[Given data start]
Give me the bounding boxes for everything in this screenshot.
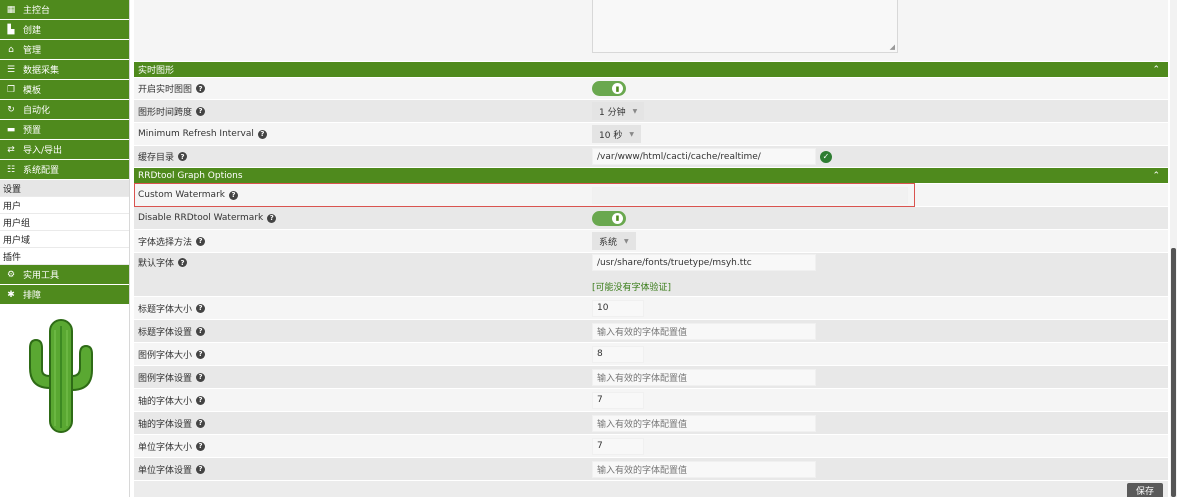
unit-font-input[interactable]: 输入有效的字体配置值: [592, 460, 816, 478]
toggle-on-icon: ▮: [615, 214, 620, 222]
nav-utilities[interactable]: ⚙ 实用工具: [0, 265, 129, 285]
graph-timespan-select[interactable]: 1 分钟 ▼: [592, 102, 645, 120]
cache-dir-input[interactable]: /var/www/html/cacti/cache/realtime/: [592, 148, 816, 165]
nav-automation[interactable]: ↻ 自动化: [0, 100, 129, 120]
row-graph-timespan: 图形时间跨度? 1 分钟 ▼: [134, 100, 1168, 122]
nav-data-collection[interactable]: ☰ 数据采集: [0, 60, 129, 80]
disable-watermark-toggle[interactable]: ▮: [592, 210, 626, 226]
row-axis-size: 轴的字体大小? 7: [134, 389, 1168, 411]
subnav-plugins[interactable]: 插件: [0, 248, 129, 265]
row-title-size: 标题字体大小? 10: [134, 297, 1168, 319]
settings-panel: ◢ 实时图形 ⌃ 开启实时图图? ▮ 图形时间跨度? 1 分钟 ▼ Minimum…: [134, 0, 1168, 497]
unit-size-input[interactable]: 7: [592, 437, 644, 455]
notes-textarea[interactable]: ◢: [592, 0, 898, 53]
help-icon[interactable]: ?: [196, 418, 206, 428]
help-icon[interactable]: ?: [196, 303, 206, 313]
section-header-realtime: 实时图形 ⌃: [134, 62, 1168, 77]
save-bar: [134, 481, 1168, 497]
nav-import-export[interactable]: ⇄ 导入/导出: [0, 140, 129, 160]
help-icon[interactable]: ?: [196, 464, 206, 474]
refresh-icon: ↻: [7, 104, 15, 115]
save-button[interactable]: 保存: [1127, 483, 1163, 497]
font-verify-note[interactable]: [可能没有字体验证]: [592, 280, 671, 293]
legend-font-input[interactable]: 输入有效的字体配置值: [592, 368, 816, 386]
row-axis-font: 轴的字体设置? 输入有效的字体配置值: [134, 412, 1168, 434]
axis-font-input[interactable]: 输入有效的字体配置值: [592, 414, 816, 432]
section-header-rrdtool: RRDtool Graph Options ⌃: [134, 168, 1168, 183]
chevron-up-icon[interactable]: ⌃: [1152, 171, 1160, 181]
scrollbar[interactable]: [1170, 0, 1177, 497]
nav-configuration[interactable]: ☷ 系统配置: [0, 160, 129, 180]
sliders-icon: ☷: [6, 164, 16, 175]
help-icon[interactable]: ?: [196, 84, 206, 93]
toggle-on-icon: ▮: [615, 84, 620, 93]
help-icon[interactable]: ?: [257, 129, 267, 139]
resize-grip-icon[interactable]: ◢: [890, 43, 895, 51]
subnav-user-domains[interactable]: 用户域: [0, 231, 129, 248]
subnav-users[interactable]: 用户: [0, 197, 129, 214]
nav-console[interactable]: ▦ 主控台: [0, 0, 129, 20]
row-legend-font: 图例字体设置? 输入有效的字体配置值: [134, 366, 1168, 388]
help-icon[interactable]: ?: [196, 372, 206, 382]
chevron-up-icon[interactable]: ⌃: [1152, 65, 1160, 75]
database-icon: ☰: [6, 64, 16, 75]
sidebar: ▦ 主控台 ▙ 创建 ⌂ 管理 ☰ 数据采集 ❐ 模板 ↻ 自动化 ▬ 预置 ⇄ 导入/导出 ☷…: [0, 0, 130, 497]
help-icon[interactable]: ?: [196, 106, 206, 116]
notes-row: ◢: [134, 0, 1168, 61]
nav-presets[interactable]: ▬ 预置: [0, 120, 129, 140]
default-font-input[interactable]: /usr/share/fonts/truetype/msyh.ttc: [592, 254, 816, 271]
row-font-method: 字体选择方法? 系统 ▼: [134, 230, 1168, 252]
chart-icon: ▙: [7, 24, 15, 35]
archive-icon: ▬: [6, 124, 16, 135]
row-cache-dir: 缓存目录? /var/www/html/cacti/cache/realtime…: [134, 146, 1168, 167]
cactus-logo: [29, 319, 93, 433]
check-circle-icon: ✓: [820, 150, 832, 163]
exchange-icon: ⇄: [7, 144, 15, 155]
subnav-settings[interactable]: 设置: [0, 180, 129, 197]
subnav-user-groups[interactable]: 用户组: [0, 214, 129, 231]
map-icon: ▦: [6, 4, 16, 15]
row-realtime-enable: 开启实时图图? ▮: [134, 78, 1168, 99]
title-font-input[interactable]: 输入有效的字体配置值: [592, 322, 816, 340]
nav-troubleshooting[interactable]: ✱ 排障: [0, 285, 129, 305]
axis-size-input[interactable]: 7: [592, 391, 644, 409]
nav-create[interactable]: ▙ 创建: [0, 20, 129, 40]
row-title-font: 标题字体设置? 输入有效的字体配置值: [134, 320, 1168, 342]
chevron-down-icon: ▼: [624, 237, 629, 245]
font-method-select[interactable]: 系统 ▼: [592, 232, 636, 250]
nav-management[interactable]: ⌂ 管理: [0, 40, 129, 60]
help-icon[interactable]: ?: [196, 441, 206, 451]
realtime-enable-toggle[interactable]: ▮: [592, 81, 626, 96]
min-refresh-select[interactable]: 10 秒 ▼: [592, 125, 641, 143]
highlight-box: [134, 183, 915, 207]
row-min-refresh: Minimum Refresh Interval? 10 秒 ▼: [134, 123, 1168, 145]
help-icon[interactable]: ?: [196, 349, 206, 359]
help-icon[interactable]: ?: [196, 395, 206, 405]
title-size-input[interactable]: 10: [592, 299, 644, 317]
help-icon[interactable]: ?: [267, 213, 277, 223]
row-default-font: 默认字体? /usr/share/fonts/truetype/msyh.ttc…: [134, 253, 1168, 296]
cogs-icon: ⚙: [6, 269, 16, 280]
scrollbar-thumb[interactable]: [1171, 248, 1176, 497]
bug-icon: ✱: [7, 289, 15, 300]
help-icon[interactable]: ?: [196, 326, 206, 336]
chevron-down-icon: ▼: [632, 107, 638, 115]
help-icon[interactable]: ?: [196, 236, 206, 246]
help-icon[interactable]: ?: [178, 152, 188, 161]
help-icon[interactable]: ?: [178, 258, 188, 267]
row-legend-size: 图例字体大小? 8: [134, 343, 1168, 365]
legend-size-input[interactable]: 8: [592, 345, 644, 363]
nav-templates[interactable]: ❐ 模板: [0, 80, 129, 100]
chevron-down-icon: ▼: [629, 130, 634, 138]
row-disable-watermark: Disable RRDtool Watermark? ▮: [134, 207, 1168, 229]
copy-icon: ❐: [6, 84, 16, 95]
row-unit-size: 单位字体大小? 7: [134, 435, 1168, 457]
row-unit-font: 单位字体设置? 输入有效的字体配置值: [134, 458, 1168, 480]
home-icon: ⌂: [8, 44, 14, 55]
[Given data end]
[Given data start]
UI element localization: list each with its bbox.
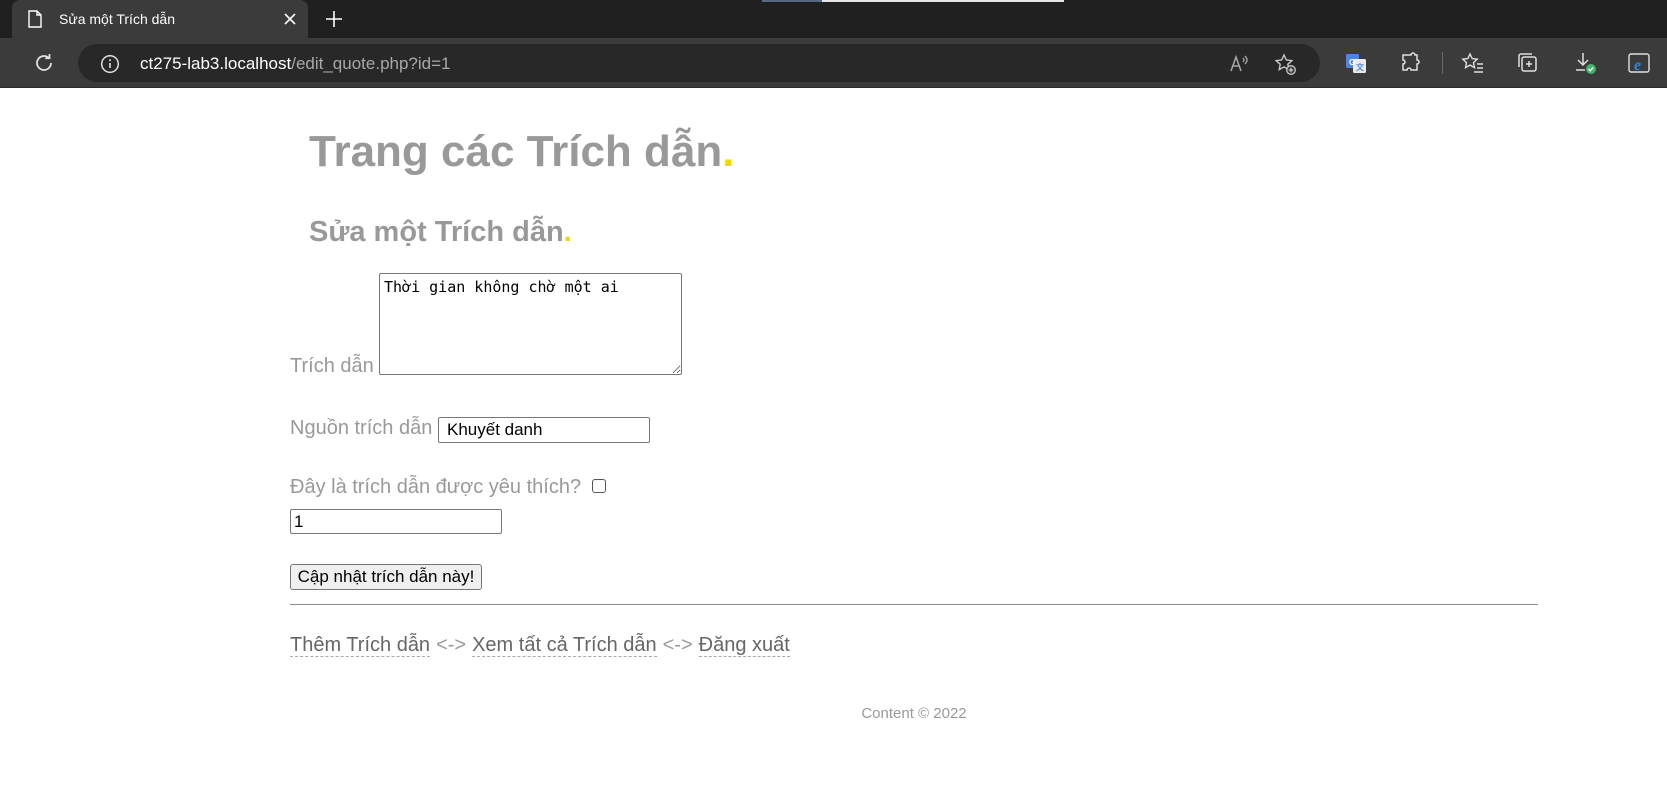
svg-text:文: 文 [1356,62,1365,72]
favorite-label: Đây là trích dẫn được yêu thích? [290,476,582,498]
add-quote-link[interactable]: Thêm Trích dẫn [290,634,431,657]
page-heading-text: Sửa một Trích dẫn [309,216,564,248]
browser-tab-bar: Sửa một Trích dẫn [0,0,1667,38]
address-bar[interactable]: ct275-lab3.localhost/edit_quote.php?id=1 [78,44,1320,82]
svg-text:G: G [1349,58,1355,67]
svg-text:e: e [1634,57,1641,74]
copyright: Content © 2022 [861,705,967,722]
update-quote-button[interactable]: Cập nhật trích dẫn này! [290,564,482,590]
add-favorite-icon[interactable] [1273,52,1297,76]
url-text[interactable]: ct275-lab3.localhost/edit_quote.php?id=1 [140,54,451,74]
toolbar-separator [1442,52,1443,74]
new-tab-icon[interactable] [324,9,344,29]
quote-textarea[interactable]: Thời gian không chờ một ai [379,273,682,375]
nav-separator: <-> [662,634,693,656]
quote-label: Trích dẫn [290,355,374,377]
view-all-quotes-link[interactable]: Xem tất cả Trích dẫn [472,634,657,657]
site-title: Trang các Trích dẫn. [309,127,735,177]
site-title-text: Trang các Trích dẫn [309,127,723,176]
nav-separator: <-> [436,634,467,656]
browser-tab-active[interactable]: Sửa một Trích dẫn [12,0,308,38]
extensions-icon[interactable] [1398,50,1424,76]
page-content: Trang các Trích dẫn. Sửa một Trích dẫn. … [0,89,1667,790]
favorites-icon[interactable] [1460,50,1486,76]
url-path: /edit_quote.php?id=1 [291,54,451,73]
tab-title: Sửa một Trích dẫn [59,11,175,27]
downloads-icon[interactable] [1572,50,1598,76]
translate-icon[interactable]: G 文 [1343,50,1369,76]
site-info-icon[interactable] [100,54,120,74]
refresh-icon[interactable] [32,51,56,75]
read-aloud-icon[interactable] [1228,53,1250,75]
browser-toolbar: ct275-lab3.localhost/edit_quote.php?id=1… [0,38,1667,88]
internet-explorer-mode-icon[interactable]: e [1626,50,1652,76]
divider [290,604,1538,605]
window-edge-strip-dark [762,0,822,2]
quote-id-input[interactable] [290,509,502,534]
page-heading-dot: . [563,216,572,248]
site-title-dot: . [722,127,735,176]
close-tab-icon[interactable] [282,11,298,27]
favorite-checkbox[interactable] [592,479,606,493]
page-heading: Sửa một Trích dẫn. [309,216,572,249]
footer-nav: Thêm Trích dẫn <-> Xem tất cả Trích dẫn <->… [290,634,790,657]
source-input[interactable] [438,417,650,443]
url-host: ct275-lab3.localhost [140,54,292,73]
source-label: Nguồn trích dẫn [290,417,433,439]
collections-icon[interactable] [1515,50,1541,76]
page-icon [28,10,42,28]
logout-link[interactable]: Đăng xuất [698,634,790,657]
[Given data end]
[Given data start]
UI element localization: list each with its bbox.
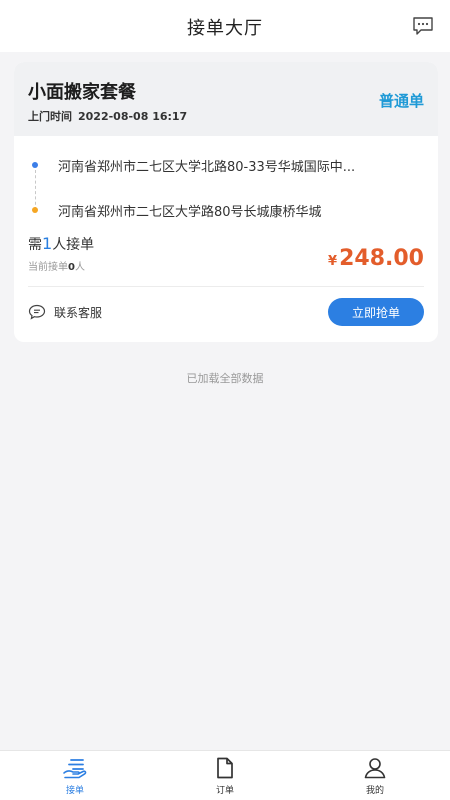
[Given data end]
Instructions for the task —
Return the material word for word, starting at the line containing "Give me the" and ending at the line containing "nav-console[interactable]: ▦ 主控台: [0, 0, 129, 20]", with both of those lines included. Leave the pictures out.

Answer to this task —
Give me the bounding boxes for everything in this screenshot.
unit-font-input[interactable]: 输入有效的字体配置值: [592, 460, 816, 478]
toggle-on-icon: ▮: [615, 214, 620, 222]
nav-utilities[interactable]: ⚙ 实用工具: [0, 265, 129, 285]
graph-timespan-select[interactable]: 1 分钟 ▼: [592, 102, 645, 120]
cache-dir-input[interactable]: /var/www/html/cacti/cache/realtime/: [592, 148, 816, 165]
nav-automation[interactable]: ↻ 自动化: [0, 100, 129, 120]
row-graph-timespan: 图形时间跨度? 1 分钟 ▼: [134, 100, 1168, 122]
nav-data-collection[interactable]: ☰ 数据采集: [0, 60, 129, 80]
disable-watermark-toggle[interactable]: ▮: [592, 210, 626, 226]
row-axis-size: 轴的字体大小? 7: [134, 389, 1168, 411]
subnav-plugins[interactable]: 插件: [0, 248, 129, 265]
row-title-size: 标题字体大小? 10: [134, 297, 1168, 319]
settings-panel: ◢ 实时图形 ⌃ 开启实时图图? ▮ 图形时间跨度? 1 分钟 ▼ Minimum…: [134, 0, 1168, 497]
unit-size-input[interactable]: 7: [592, 437, 644, 455]
notes-textarea[interactable]: ◢: [592, 0, 898, 53]
help-icon[interactable]: ?: [196, 418, 206, 428]
help-icon[interactable]: ?: [196, 303, 206, 313]
section-header-realtime: 实时图形 ⌃: [134, 62, 1168, 77]
save-bar: [134, 481, 1168, 497]
nav-import-export[interactable]: ⇄ 导入/导出: [0, 140, 129, 160]
help-icon[interactable]: ?: [196, 464, 206, 474]
refresh-icon: ↻: [7, 104, 15, 115]
save-button[interactable]: 保存: [1127, 483, 1163, 497]
font-verify-note[interactable]: [可能没有字体验证]: [592, 280, 671, 293]
legend-font-input[interactable]: 输入有效的字体配置值: [592, 368, 816, 386]
row-axis-font: 轴的字体设置? 输入有效的字体配置值: [134, 412, 1168, 434]
axis-font-input[interactable]: 输入有效的字体配置值: [592, 414, 816, 432]
section-header-rrdtool: RRDtool Graph Options ⌃: [134, 168, 1168, 183]
chevron-up-icon[interactable]: ⌃: [1152, 171, 1160, 181]
scrollbar[interactable]: [1170, 0, 1177, 497]
nav-configuration[interactable]: ☷ 系统配置: [0, 160, 129, 180]
sliders-icon: ☷: [6, 164, 16, 175]
help-icon[interactable]: ?: [196, 84, 206, 93]
toggle-on-icon: ▮: [615, 84, 620, 93]
help-icon[interactable]: ?: [257, 129, 267, 139]
resize-grip-icon[interactable]: ◢: [890, 43, 895, 51]
subnav-user-domains[interactable]: 用户域: [0, 231, 129, 248]
subnav-users[interactable]: 用户: [0, 197, 129, 214]
nav-console[interactable]: ▦ 主控台: [0, 0, 129, 20]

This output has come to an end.